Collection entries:
☆ ☆ ☆ ☆ ☆

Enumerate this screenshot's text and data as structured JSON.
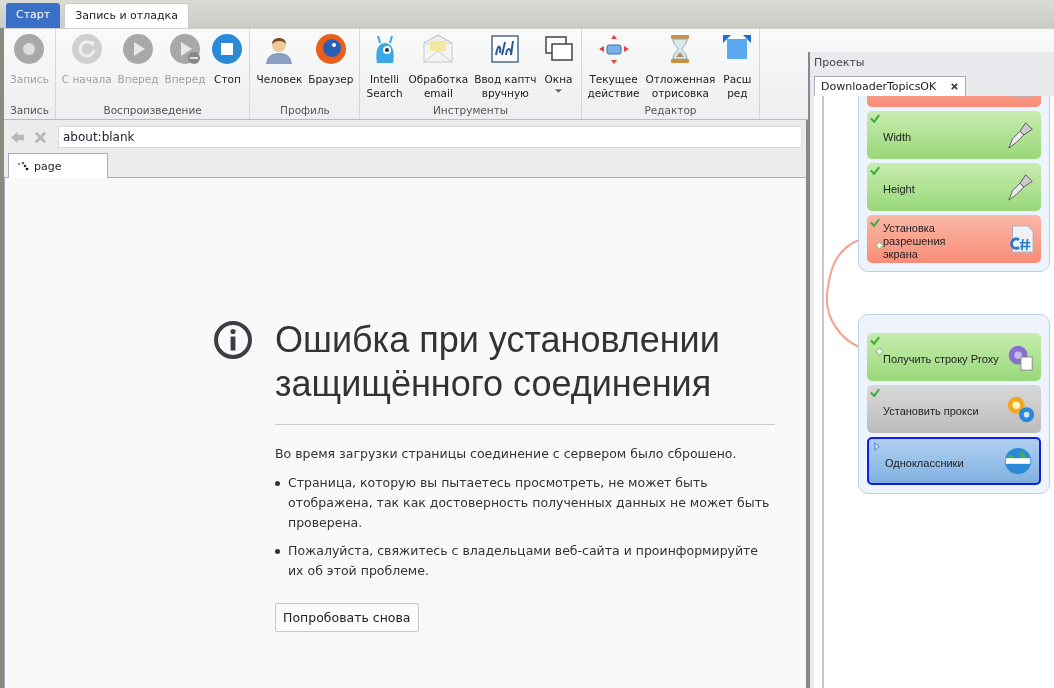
{
  "ribbon_tabs": [
    {
      "label": "Старт",
      "selected": false
    },
    {
      "label": "Запись и отладка",
      "selected": true
    }
  ],
  "ribbon_groups": [
    {
      "label": "Запись",
      "buttons": [
        {
          "lines": [
            "Запись"
          ],
          "disabled": true,
          "dropdown": false
        }
      ]
    },
    {
      "label": "Воспроизведение",
      "buttons": [
        {
          "lines": [
            "С начала"
          ],
          "disabled": true,
          "dropdown": false
        },
        {
          "lines": [
            "Вперед"
          ],
          "disabled": true,
          "dropdown": false
        },
        {
          "lines": [
            "Вперед"
          ],
          "disabled": true,
          "dropdown": false
        },
        {
          "lines": [
            "Стоп"
          ],
          "disabled": false,
          "dropdown": false
        }
      ]
    },
    {
      "label": "Профиль",
      "buttons": [
        {
          "lines": [
            "Человек"
          ],
          "disabled": false,
          "dropdown": false
        },
        {
          "lines": [
            "Браузер"
          ],
          "disabled": false,
          "dropdown": false
        }
      ]
    },
    {
      "label": "Инструменты",
      "buttons": [
        {
          "lines": [
            "Intelli",
            "Search"
          ],
          "disabled": false,
          "dropdown": false
        },
        {
          "lines": [
            "Обработка",
            "email"
          ],
          "disabled": false,
          "dropdown": false
        },
        {
          "lines": [
            "Ввод каптч",
            "вручную"
          ],
          "disabled": false,
          "dropdown": false
        },
        {
          "lines": [
            "Окна"
          ],
          "disabled": false,
          "dropdown": true
        }
      ]
    },
    {
      "label": "Редактор",
      "buttons": [
        {
          "lines": [
            "Текущее",
            "действие"
          ],
          "disabled": false,
          "dropdown": false
        },
        {
          "lines": [
            "Отложенная",
            "отрисовка"
          ],
          "disabled": false,
          "dropdown": false
        },
        {
          "lines": [
            "Расш",
            "ред"
          ],
          "disabled": false,
          "dropdown": false
        }
      ]
    }
  ],
  "address_bar": {
    "value": "about:blank"
  },
  "browser_tabs": [
    {
      "label": "page",
      "selected": true
    }
  ],
  "error_page": {
    "title": "Ошибка при установлении защищённого соединения",
    "message": "Во время загрузки страницы соединение с сервером было сброшено.",
    "bullets": [
      "Страница, которую вы пытаетесь просмотреть, не может быть отображена, так как достоверность полученных данных не может быть проверена.",
      "Пожалуйста, свяжитесь с владельцами веб-сайта и проинформируйте их об этой проблеме."
    ],
    "button": "Попробовать снова"
  },
  "projects_panel": {
    "title": "Проекты",
    "tabs": [
      {
        "label": "DownloaderTopicsOK",
        "selected": true
      }
    ],
    "groups": [
      {
        "nodes": [
          {
            "kind": "error",
            "checked": false
          },
          {
            "label": "Width",
            "kind": "success",
            "checked": true
          },
          {
            "label": "Height",
            "kind": "success",
            "checked": true
          },
          {
            "label": "Установка разрешения экрана",
            "kind": "error",
            "checked": true
          }
        ]
      },
      {
        "nodes": [
          {
            "label": "Получить строку Proxy",
            "kind": "success",
            "checked": true
          },
          {
            "label": "Установить прокси",
            "kind": "neutral",
            "checked": true
          },
          {
            "label": "Одноклассники",
            "kind": "active",
            "checked": false
          }
        ]
      }
    ]
  }
}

☆ ☆ ☆ ☆ ☆

(EXERCISE TASK) Transcribe the records above exactly as they appear, leaving out any pictures.

(FINISHED TASK)
Enumerate this screenshot's text and data as structured JSON.
{
  "ribbon_tabs": [
    {
      "label": "Старт",
      "selected": false
    },
    {
      "label": "Запись и отладка",
      "selected": true
    }
  ],
  "ribbon_groups": [
    {
      "label": "Запись",
      "buttons": [
        {
          "lines": [
            "Запись"
          ],
          "disabled": true,
          "dropdown": false
        }
      ]
    },
    {
      "label": "Воспроизведение",
      "buttons": [
        {
          "lines": [
            "С начала"
          ],
          "disabled": true,
          "dropdown": false
        },
        {
          "lines": [
            "Вперед"
          ],
          "disabled": true,
          "dropdown": false
        },
        {
          "lines": [
            "Вперед"
          ],
          "disabled": true,
          "dropdown": false
        },
        {
          "lines": [
            "Стоп"
          ],
          "disabled": false,
          "dropdown": false
        }
      ]
    },
    {
      "label": "Профиль",
      "buttons": [
        {
          "lines": [
            "Человек"
          ],
          "disabled": false,
          "dropdown": false
        },
        {
          "lines": [
            "Браузер"
          ],
          "disabled": false,
          "dropdown": false
        }
      ]
    },
    {
      "label": "Инструменты",
      "buttons": [
        {
          "lines": [
            "Intelli",
            "Search"
          ],
          "disabled": false,
          "dropdown": false
        },
        {
          "lines": [
            "Обработка",
            "email"
          ],
          "disabled": false,
          "dropdown": false
        },
        {
          "lines": [
            "Ввод каптч",
            "вручную"
          ],
          "disabled": false,
          "dropdown": false
        },
        {
          "lines": [
            "Окна"
          ],
          "disabled": false,
          "dropdown": true
        }
      ]
    },
    {
      "label": "Редактор",
      "buttons": [
        {
          "lines": [
            "Текущее",
            "действие"
          ],
          "disabled": false,
          "dropdown": false
        },
        {
          "lines": [
            "Отложенная",
            "отрисовка"
          ],
          "disabled": false,
          "dropdown": false
        },
        {
          "lines": [
            "Расш",
            "ред"
          ],
          "disabled": false,
          "dropdown": false
        }
      ]
    }
  ],
  "address_bar": {
    "value": "about:blank"
  },
  "browser_tabs": [
    {
      "label": "page",
      "selected": true
    }
  ],
  "error_page": {
    "title": "Ошибка при установлении защищённого соединения",
    "message": "Во время загрузки страницы соединение с сервером было сброшено.",
    "bullets": [
      "Страница, которую вы пытаетесь просмотреть, не может быть отображена, так как достоверность полученных данных не может быть проверена.",
      "Пожалуйста, свяжитесь с владельцами веб-сайта и проинформируйте их об этой проблеме."
    ],
    "button": "Попробовать снова"
  },
  "projects_panel": {
    "title": "Проекты",
    "tabs": [
      {
        "label": "DownloaderTopicsOK",
        "selected": true
      }
    ],
    "groups": [
      {
        "nodes": [
          {
            "kind": "error",
            "checked": false
          },
          {
            "label": "Width",
            "kind": "success",
            "checked": true
          },
          {
            "label": "Height",
            "kind": "success",
            "checked": true
          },
          {
            "label": "Установка разрешения экрана",
            "kind": "error",
            "checked": true
          }
        ]
      },
      {
        "nodes": [
          {
            "label": "Получить строку Proxy",
            "kind": "success",
            "checked": true
          },
          {
            "label": "Установить прокси",
            "kind": "neutral",
            "checked": true
          },
          {
            "label": "Одноклассники",
            "kind": "active",
            "checked": false
          }
        ]
      }
    ]
  }
}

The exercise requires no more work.